Our client, Sarah H. came to us when her relationship with her nanny was in crisis over taxes. Sarah lives in New Jersey, and she hired her nanny in the fall and was paying her in cash every week. She has an accountant to handle her income taxes, and when she hired the nanny, her accountant told her that nannies could be paid as independent contractors.


Sarah is the first to admit that she doesn’t understand taxes and prefers not to deal with them. In her circle of friends, all the families pay cash to their nannies. After checking with her accountant, she felt very comfortable with this arrangement. Sarah and her husband, however, were enrolled in a Dependent Care Account and had contributed $5,000 of “pre-tax” money to help with their childcare expenses. To get reimbursement for their nanny’s pay, they needed to provide the nanny’s Social Security Number to the plan administrator.

In January, Sarah’s accountant helped her prepare a 1099 form to give the nanny, and that is where the trouble began. The nanny went to a free tax clinic run by the IRS’ Volunteer Income Tax Assistance program. After chatting with the volunteer about her job, the tax preparer advised the nanny that her employer had likely misclassified her as an independent contractor, and that IRS guidance states that nannies are employees and should receive a W-2 form. Moreover, the volunteer showed the nanny that the misclassification would cause her to owe an additional $2,300 on her income tax return.


The volunteer tax preparer was correct. Nannies are employees and should receive a Form W-2 at the end of the year.

Sarah was confused about the distinction between an employee and an independent contractor. She did some internet research and then contacted her accountant. Her accountant suggested that Sarah talk to some of the experts at HomeWork Solutions to better determine the correct classification for her nanny. So, Sarah called us and received a quick education on why this was important and what her responsibilities were as an employer. HWS explained that misclassification is common, and the distinction between employee and an independent contractor is important because employers of household employees file and pay employment taxes. Contractors have more flexibility in how and when they do their job and may even send in substitute workers when needed. They are also responsible for their own tax filings. Unfortunately, Sarah’s accountant had originally steered her wrong, and there was some catch up she needed to do to straighten things out.


It was fortunate that Sarah’s nanny had only worked for her for a short time.  HWS helped Sarah to understand what taxes she needed to pay. Sarah worked with HWS to help her get caught up on the taxes and signed up for HWS’ payroll services so this could be done effortlessly going forward.


Since she began working with HomeWork Solutions, Sarah has not had a single problem. This provides a sense of relief when tax time comes around for both her, and her nanny. In addition, Sarah’s nanny is happy with her direct-deposit payroll, a convenience she has never had before working as a nanny.

Supplied entries:
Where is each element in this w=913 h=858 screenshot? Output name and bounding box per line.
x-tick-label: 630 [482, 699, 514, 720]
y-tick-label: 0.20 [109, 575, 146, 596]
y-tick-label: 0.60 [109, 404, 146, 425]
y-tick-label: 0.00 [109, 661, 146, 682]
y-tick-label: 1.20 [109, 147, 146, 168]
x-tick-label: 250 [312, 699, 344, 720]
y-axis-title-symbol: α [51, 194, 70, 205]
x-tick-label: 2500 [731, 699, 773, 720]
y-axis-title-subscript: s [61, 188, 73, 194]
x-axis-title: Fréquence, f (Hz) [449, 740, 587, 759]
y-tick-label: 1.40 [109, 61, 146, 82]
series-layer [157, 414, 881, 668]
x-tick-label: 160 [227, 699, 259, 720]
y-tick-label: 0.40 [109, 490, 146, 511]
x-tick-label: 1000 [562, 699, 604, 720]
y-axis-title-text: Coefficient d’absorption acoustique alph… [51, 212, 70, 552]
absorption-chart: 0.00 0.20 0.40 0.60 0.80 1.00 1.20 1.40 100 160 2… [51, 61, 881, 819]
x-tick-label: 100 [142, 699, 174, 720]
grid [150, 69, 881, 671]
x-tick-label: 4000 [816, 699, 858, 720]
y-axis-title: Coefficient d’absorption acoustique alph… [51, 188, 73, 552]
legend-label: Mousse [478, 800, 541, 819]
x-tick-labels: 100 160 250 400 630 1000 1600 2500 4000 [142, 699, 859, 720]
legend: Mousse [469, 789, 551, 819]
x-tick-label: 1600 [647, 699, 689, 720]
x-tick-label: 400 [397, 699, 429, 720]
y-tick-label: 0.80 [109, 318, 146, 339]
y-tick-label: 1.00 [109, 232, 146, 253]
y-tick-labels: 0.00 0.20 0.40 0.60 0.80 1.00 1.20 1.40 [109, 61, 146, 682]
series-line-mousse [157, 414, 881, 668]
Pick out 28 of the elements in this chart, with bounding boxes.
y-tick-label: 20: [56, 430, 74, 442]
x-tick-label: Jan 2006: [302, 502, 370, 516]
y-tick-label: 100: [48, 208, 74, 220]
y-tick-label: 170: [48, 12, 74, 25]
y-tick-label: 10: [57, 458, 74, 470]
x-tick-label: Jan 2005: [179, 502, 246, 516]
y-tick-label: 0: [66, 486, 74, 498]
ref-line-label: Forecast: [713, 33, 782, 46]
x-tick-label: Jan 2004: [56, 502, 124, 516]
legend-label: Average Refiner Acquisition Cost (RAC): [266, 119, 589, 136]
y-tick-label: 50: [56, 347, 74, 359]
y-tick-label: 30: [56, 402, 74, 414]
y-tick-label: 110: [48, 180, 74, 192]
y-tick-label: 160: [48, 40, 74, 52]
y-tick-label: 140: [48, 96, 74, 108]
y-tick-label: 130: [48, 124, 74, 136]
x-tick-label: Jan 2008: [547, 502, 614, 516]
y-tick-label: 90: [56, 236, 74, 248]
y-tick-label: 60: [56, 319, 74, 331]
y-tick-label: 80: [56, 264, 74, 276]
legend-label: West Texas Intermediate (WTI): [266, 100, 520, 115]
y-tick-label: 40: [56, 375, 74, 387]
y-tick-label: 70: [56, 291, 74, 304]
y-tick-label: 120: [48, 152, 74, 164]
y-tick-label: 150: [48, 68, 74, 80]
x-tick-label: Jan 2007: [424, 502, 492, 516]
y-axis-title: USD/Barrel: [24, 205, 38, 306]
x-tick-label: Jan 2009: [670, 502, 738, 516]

What you will do:
(a) According to the passage about Sarah's nanny, how much more would the misclassification cause the nanny to owe on her income tax return?
(b) Edit the passage about Sarah's nanny from "It was fortunate" to "effortlessly going forward.", replacing "short time" with "few months".
Rely only on the passage about Sarah's nanny.

Results for the exercise:
(a) An additional $2,300.

(b)
It was fortunate that Sarah’s nanny had only worked for her for a few months.  HWS helped Sarah to understand what taxes she needed to pay. Sarah worked with HWS to help her get caught up on the taxes and signed up for HWS’ payroll services so this could be done effortlessly going forward.